__EXTRACT PROVIDED__:

The purpose-built court in central Paris held its final hearings on Monday after nine months of testimony and questioning that saw the sole surviving Islamic State attacker, Salah Abdeslam, beg for clemency.

“I have apologized to you. Some people will say they are insincere…as if apologies could be insincere in the face of so much suffering,” Abdeslam, 32, told the court in his closing statement on Monday.

“I went to prison at 26. I’m not perfect, I’ve made mistakes, it’s true. But I’m not a murderer, I’m not a killer,” he added , dressed in a gray sweater and with his hair cut short.

“If you convict me of murder, you are committing an injustice.”

During the trial, which began last September, Abdeslam did not deny having deposed other suicide bombers or being part of the plot for the Paris attack on November 13, 2015, which killed 130 people.

But he said he backed out of his mission to blow himself up in a bar in northern Paris – which prosecutors claimed was untrue.

Citing his own letters and previous statements, prosecutors say Abdeslam’s suicide belt was faulty, meaning he could not have blown himself up.

Verdicts for him and 19 other suspects on trial are due on Wednesday afternoon by five judges who were taken to a secret location in the Paris region to ponder their verdicts.

Only 14 people appeared before the historical court, the other six being missing or presumed dead.

Prosecutors have requested a life sentence without parole for Abdeslam, who is French but grew up in Brussels and has family roots in Morocco.

The November 2015 attacks were the greatest peacetime atrocity in modern French history, sending shockwaves across the country and making clear the threat posed by the Islamic State group from its base in Iraq and Syria. .

The majority of those on trial issued apologies and appeared to show some measure of remorse on Monday, including one of Abdeslam’s co-defendants and close friends, Mohamed Abrini.

“I put faces to the victims. I am aware that what happened is disgusting,” he told the court.

“In a way, I could have stopped all that,” added the 37-year-old Belgian, who admitted in court that he was initially chosen for the 10-man squad that attacked Paris.

Abrini, accused of providing weapons and logistical support, took part in separate suicide bombings that hit Brussels in 2016, although he decided against detonating his vest at the last minute.

Prosecutors have requested that he serve a life sentence with a minimum sentence of 22 years in prison.

__JOBS__:
1 > Rewrite the passage of the trial report between "Only 14 people" and "told the court.", inclusive, replacing "remorse" with "contrition".
2 > For each statement, answer yes or no according to the trial report, and quote the words that decide it: (a) Abdeslam was 26 when he went to prison. (b) Abrini detonated his vest during the Brussels bombings. (c) The verdicts are due on Wednesday afternoon.
3 > List every country that the trial report names directly, not only through an adjective of nationality.

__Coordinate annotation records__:

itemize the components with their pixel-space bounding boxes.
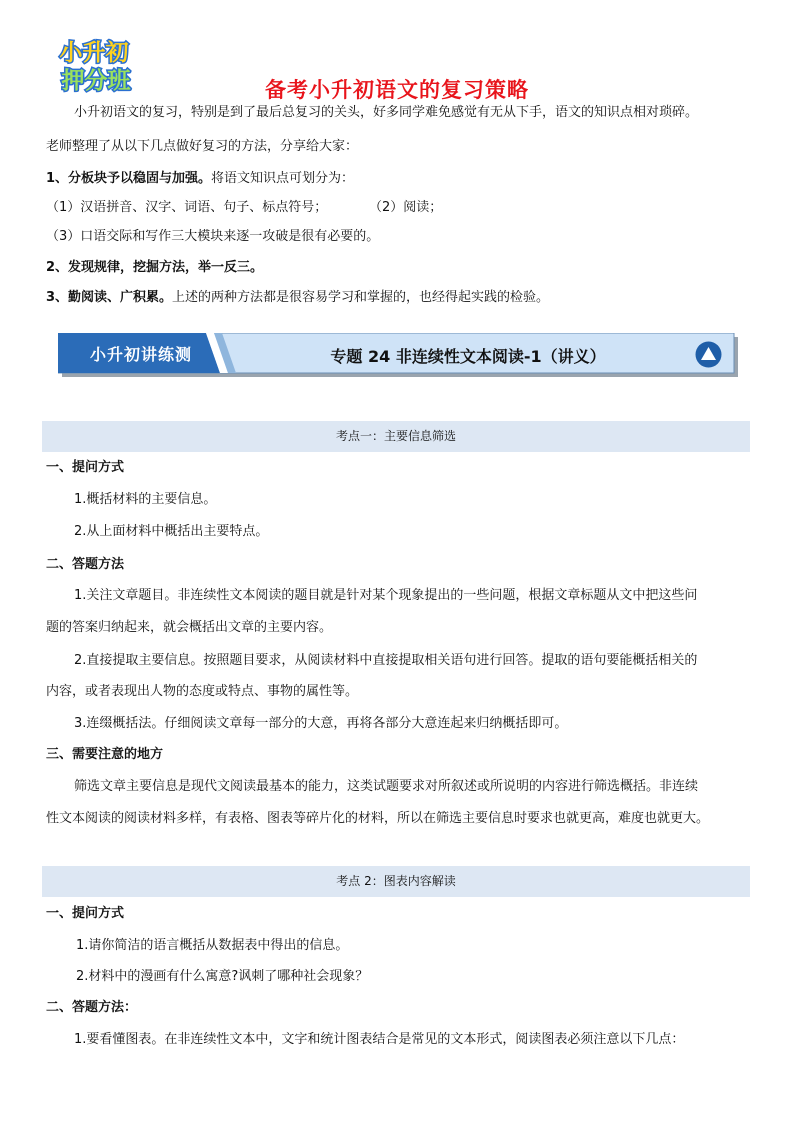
list-item: 1.请你简洁的语言概括从数据表中得出的信息。 bbox=[76, 938, 349, 953]
subheading: 一、提问方式 bbox=[46, 460, 125, 475]
page-title: 备考小升初语文的复习策略 bbox=[265, 78, 529, 102]
section-header: 考点 2：图表内容解读 bbox=[42, 866, 750, 897]
paragraph-line: 1.要看懂图表。在非连续性文本中，文字和统计图表结合是常见的文本形式，阅读图表必须注意以下几点： bbox=[74, 1032, 685, 1047]
list-item: 1.概括材料的主要信息。 bbox=[74, 492, 217, 507]
strategy-heading: 1、分板块予以稳固与加强。 bbox=[46, 171, 212, 186]
strategy-item: 2、发现规律，挖掘方法，举一反三。 bbox=[46, 260, 264, 275]
list-item: 2.从上面材料中概括出主要特点。 bbox=[74, 524, 269, 539]
triangle-up-icon bbox=[695, 341, 722, 368]
logo-line2: 押分班 bbox=[61, 68, 131, 94]
subheading: 三、需要注意的地方 bbox=[46, 747, 164, 762]
strategy-subitem: （2）阅读； bbox=[369, 200, 443, 215]
strategy-item bbox=[46, 288, 549, 308]
paragraph-line: 筛选文章主要信息是现代文阅读最基本的能力，这类试题要求对所叙述或所说明的内容进行筛选概括。非连续 bbox=[74, 779, 699, 794]
strategy-subitem: （3）口语交际和写作三大模块来逐一攻破是很有必要的。 bbox=[46, 229, 380, 244]
strategy-item bbox=[46, 169, 354, 189]
paragraph-line: 2.直接提取主要信息。按照题目要求，从阅读材料中直接提取相关语句进行回答。提取的语句要能概括相关的 bbox=[74, 653, 698, 668]
subheading: 二、答题方法 bbox=[46, 557, 125, 572]
paragraph-line: 3.连缀概括法。仔细阅读文章每一部分的大意，再将各部分大意连起来归纳概括即可。 bbox=[74, 716, 568, 731]
subheading: 一、提问方式 bbox=[46, 906, 125, 921]
strategy-text: 将语文知识点可划分为： bbox=[211, 171, 355, 186]
strategy-heading: 3、勤阅读、广积累。 bbox=[46, 290, 173, 305]
strategy-text: 上述的两种方法都是很容易学习和掌握的，也经得起实践的检验。 bbox=[172, 290, 550, 305]
intro-paragraph: 小升初语文的复习，特别是到了最后总复习的关头，好多同学难免感觉有无从下手，语文的知识点相对琐碎。 bbox=[74, 105, 699, 120]
section-header: 考点一：主要信息筛选 bbox=[42, 421, 750, 452]
banner-series-label: 小升初讲练测 bbox=[89, 345, 192, 364]
intro-paragraph: 老师整理了从以下几点做好复习的方法，分享给大家： bbox=[46, 139, 359, 154]
subheading: 二、答题方法： bbox=[46, 1000, 138, 1015]
banner-topic-title: 专题 24 非连续性文本阅读-1（讲义） bbox=[330, 347, 606, 366]
paragraph-line: 内容，或者表现出人物的态度或特点、事物的属性等。 bbox=[46, 684, 359, 699]
paragraph-line: 性文本阅读的阅读材料多样，有表格、图表等碎片化的材料，所以在筛选主要信息时要求也就更高，难度也就更大。 bbox=[46, 811, 710, 826]
strategy-subitem: （1）汉语拼音、汉字、词语、句子、标点符号； bbox=[46, 200, 328, 215]
topic-banner bbox=[58, 333, 738, 377]
list-item: 2.材料中的漫画有什么寓意?讽刺了哪种社会现象？ bbox=[76, 969, 369, 984]
paragraph-line: 题的答案归纳起来，就会概括出文章的主要内容。 bbox=[46, 620, 333, 635]
logo-line1: 小升初 bbox=[59, 40, 129, 66]
paragraph-line: 1.关注文章题目。非连续性文本阅读的题目就是针对某个现象提出的一些问题，根据文章标题从文中把这些问 bbox=[74, 588, 698, 603]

__TASK-BY-TASK ANSWERS__:
1 >
Only 14 people appeared before the historical court, the other six being missing or presumed dead.

Prosecutors have requested a life sentence without parole for Abdeslam, who is French but grew up in Brussels and has family roots in Morocco.

The November 2015 attacks were the greatest peacetime atrocity in modern French history, sending shockwaves across the country and making clear the threat posed by the Islamic State group from its base in Iraq and Syria. .

The majority of those on trial issued apologies and appeared to show some measure of contrition on Monday, including one of Abdeslam’s co-defendants and close friends, Mohamed Abrini.

“I put faces to the victims. I am aware that what happened is disgusting,” he told the court.

2 >
(a) Yes: "I went to prison at 26."
(b) No: "although he decided against detonating his vest at the last minute."
(c) Yes: "Verdicts for him and 19 other suspects on trial are due on Wednesday afternoon."

3 > Morocco, Iraq, Syria